Danza para ignorar

Bajo las mismas fragancias hipnóticas de colores brillantes y asfixiantes por igual, las luces parecen soportables. Es solo allí, entre momentos de distracciones, entre la muerte del pensar y un aparente interés efímero, donde los ladrillos del mundo; la pared del futuro y el ancla del pasado; no bloquean nuestra visión. No se pueden deshacer, o nunca nos dejaron intentarlo, pero en esos momentos parecen transparentes. Parecen construir. Parecen cerrar la brecha, que nos come entre ladrillos y cemento, pues conocen nuestro pasado pero nuestro futuro también. Es la muerte del todo, el hambre de lucecitas y datos estúpidos, un minuto de gracia y la presión creciente para pasar al siguiente, pegamento que une los párpados para no sentir.

Bajo las mismas vibraciones que tapan esa sed nuestra, la que nunca se sacia, todo es ligero porque no existe. Nada pesa, porque la risa no nos deja escuchar el esfuerzo. Nada está escrito, porque nos olvidamos de la tinta. Solo existe una fantasía, silenciosa, macabra, de encontrar alguna verdad deslizándose hacia nuestra vista entre el tumulto y la intrascendencia. Una luz entre colores opacos, aunque nunca oscuridades. Una flor que no sea de plástico, ni tampoco la misma flor amarilla que todos conocen. Un fragmento de dios en algunos ojos, cualesquiera, una esquirla de dinamismo entre tanta vida inamovible. Un principio contra el montón de cosas finales, irrefutables, que siempre estuvieron allí y van a seguir diciendo que siempre estarán.

CONJUNTO DE TAREAS:
1) En el texto «Danza para ignorar», ¿por qué nada pesa?
2) Retoma el texto «Danza para ignorar» justo después de su última oración y continúalo.

MATERIAL SUMINISTRADO:

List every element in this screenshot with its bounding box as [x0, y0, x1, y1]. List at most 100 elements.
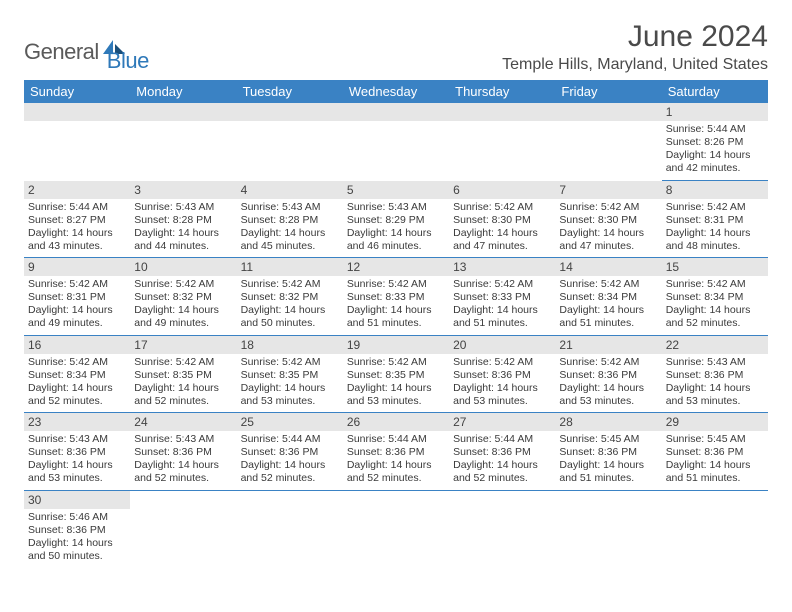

RESULTADOS POR TAREA:
1) Porque la risa no nos deja escuchar el esfuerzo.

2)
Bajo el destino, apuñala la cuchilla de la duda. No perdona y no pide permiso, pero empuja hacia las entrañas. Dejar de distenderse es, entonces, ser atravesado por todo lo que fue, que está escrito, y todo lo que será, que se ha profetizado con fuego y violencia. Que el final ya está cantado, que el límite ya se trazó y que vamos a morir acá, al igual que todos. Y se nos encomienda pensar en cómo morir, haciendo y siendo lo que somos y no podemos cambiar. Es frente a ese destino trágico, la odisea de la muerte, frente a lo cual dormir es más ligero. Mucho mejor si es en pequeñas dosis y se puede compartir con amigos con un cómodo botón. La ignorancia es más divertida si se hace en grupo. Menos solitaria, también. Menos depresiva y culposa. La duda caza igual, implacable, pero al menos se escucha la respiración de todos aquellos que, al igual que uno, buscan huir de esa melodía sádica, el chiste de mal gusto de que todo está hecho, no hay nada que descubrir y solo nos queda divertirnos. Encontrar cómo ser útiles de la manera que nos parezca menos insoportable, claro, aceptar que ningún impacto puede causar (los que así lo piensan tienen un destino peor), que solo nos queda reírnos de basura diversa y colorida, emborracharnos con desconocidos y bailar un sinsentido para sanar una herida que, spoiler, nunca va a cerrarse.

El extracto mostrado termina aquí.